## BEGIN
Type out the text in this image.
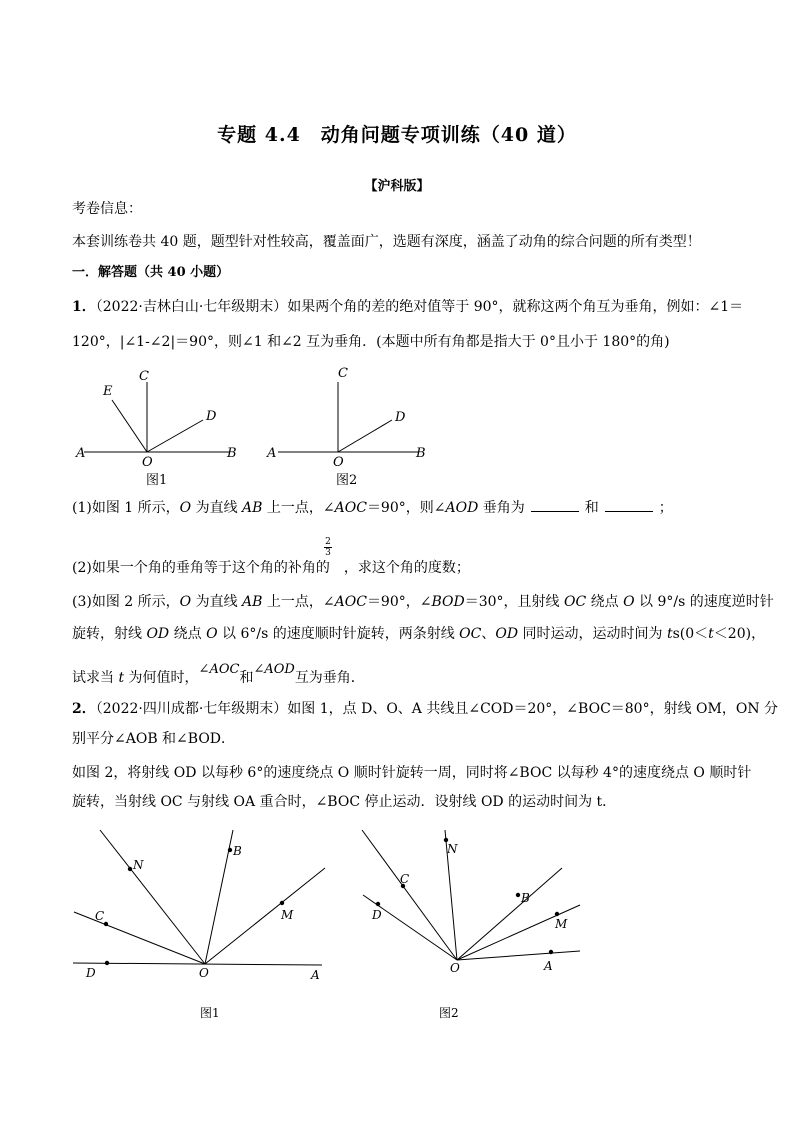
专题 4.4　动角问题专项训练（40 道）
【沪科版】
考卷信息：
本套训练卷共 40 题，题型针对性较高，覆盖面广，选题有深度，涵盖了动角的综合问题的所有类型！
一．解答题（共 40 小题）
1．（2022·吉林白山·七年级期末）如果两个角的差的绝对值等于 90°，就称这两个角互为垂角，例如：∠1＝
120°，|∠1-∠2|＝90°，则∠1 和∠2 互为垂角．(本题中所有角都是指大于 0°且小于 180°的角)
A	B
C
E
D
O
图1
A	B
C
D
O
图2
(1)如图 1 所示，O 为直线 AB 上一点，∠AOC＝90°，则∠AOD 垂角为	和	；
(2)如果一个角的垂角等于这个角的补角的 ，求这个角的度数；
2
3
(3)如图 2 所示，O 为直线 AB 上一点，∠AOC＝90°，∠BOD＝30°，且射线 OC 绕点 O 以 9°/s 的速度逆时针
旋转，射线 OD 绕点 O 以 6°/s 的速度顺时针旋转，两条射线 OC、OD 同时运动，运动时间为 ts(0＜t＜20)，
试求当 t 为何值时，∠AOC和∠AOD互为垂角．
2．（2022·四川成都·七年级期末）如图 1，点 D、O、A 共线且∠COD＝20°，∠BOC＝80°，射线 OM，ON 分
别平分∠AOB 和∠BOD．
如图 2，将射线 OD 以每秒 6°的速度绕点 O 顺时针旋转一周，同时将∠BOC 以每秒 4°的速度绕点 O 顺时针
旋转，当射线 OC 与射线 OA 重合时，∠BOC 停止运动．设射线 OD 的运动时间为 t．
N
B
M
C
D	O	A
图1
C
N
B
M
A
D
O
图2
## END
EXERCISE GOAL. Report every line containing the word "七年级期末" from the listing above.

CORRECT RESULT.
1．（2022·吉林白山·七年级期末）如果两个角的差的绝对值等于 90°，就称这两个角互为垂角，例如：∠1＝
2．（2022·四川成都·七年级期末）如图 1，点 D、O、A 共线且∠COD＝20°，∠BOC＝80°，射线 OM，ON 分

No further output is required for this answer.